▸ **Exercise brief**:
Return the count of lines that hold the string "code", with no other words.

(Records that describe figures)
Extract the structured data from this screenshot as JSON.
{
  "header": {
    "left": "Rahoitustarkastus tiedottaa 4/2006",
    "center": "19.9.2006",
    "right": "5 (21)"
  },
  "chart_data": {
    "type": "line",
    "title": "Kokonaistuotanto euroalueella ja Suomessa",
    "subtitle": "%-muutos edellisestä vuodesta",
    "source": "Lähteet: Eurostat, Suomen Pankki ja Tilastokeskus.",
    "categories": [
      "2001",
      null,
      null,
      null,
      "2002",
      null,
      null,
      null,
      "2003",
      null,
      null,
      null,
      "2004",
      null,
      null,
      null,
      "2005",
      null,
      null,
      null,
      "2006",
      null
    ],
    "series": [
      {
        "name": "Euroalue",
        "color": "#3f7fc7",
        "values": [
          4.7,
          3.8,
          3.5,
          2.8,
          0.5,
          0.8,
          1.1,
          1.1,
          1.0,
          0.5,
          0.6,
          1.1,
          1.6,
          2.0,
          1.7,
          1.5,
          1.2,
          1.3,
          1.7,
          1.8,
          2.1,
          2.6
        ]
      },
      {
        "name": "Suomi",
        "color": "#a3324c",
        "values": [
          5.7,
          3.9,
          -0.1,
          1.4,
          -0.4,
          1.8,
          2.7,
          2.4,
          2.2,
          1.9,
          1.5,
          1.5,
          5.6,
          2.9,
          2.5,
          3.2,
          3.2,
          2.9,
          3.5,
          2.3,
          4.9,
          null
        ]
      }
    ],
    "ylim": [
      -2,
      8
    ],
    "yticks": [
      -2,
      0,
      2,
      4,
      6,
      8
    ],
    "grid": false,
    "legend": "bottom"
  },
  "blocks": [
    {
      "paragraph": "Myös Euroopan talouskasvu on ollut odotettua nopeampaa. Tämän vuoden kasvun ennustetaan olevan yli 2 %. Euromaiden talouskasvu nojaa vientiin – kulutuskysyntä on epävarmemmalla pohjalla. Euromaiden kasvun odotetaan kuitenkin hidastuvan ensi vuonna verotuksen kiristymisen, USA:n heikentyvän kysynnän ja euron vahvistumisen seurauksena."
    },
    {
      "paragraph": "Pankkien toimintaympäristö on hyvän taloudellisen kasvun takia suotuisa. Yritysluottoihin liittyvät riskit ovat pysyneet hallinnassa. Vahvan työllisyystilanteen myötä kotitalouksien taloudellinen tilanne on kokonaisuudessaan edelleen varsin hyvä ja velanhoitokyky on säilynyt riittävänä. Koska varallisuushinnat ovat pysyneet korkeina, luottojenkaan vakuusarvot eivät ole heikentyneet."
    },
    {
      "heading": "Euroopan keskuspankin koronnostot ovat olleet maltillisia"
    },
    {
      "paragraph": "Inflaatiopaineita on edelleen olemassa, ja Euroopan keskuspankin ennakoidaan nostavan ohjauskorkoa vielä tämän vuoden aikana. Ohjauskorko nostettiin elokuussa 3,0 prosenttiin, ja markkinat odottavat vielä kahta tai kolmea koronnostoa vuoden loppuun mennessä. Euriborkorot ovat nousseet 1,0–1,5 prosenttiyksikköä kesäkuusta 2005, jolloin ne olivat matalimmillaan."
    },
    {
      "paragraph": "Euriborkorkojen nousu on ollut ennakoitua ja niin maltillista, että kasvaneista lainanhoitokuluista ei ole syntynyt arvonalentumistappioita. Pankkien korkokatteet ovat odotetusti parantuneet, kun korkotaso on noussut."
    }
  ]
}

...

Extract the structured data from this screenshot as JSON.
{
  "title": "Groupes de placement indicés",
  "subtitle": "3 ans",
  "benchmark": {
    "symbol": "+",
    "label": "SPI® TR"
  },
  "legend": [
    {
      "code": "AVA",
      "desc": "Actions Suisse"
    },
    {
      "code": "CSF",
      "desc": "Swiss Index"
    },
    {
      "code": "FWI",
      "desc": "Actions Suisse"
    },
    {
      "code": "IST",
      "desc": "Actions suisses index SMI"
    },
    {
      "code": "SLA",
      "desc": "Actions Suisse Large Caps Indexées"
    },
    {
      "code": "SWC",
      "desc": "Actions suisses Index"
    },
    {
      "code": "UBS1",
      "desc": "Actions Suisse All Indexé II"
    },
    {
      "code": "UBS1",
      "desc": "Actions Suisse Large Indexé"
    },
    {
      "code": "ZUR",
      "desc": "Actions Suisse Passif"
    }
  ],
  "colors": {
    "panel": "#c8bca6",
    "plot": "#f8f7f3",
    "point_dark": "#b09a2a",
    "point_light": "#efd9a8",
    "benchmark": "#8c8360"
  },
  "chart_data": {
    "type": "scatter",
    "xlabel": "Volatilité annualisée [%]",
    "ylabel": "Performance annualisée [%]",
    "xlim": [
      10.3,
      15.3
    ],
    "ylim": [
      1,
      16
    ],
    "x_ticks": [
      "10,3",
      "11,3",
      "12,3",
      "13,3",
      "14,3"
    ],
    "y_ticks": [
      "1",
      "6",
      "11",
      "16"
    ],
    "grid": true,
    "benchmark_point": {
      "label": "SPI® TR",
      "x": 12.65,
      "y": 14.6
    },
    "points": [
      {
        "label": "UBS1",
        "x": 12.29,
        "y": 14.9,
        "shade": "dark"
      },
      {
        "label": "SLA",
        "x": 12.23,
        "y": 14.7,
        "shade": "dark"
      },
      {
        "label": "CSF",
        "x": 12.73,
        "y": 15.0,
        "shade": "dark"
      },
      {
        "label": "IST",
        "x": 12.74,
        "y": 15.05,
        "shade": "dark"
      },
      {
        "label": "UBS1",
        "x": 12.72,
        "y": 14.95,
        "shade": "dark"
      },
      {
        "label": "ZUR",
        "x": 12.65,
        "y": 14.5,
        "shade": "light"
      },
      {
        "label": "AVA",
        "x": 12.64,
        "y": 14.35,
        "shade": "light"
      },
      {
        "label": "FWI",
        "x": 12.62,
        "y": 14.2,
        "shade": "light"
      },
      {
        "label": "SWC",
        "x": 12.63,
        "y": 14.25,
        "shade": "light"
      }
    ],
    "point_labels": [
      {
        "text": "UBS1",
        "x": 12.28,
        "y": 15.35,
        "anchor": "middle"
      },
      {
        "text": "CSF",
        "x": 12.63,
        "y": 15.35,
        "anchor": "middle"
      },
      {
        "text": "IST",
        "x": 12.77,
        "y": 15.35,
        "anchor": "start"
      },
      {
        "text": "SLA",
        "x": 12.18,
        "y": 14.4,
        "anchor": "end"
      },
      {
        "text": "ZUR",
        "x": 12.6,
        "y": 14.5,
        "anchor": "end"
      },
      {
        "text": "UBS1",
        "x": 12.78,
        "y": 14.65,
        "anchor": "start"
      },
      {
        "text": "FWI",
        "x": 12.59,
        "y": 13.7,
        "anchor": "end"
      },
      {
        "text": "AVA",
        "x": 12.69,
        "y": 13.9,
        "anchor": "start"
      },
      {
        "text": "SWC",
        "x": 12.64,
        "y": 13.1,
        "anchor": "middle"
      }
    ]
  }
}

▸ **Response to this exercise**:
9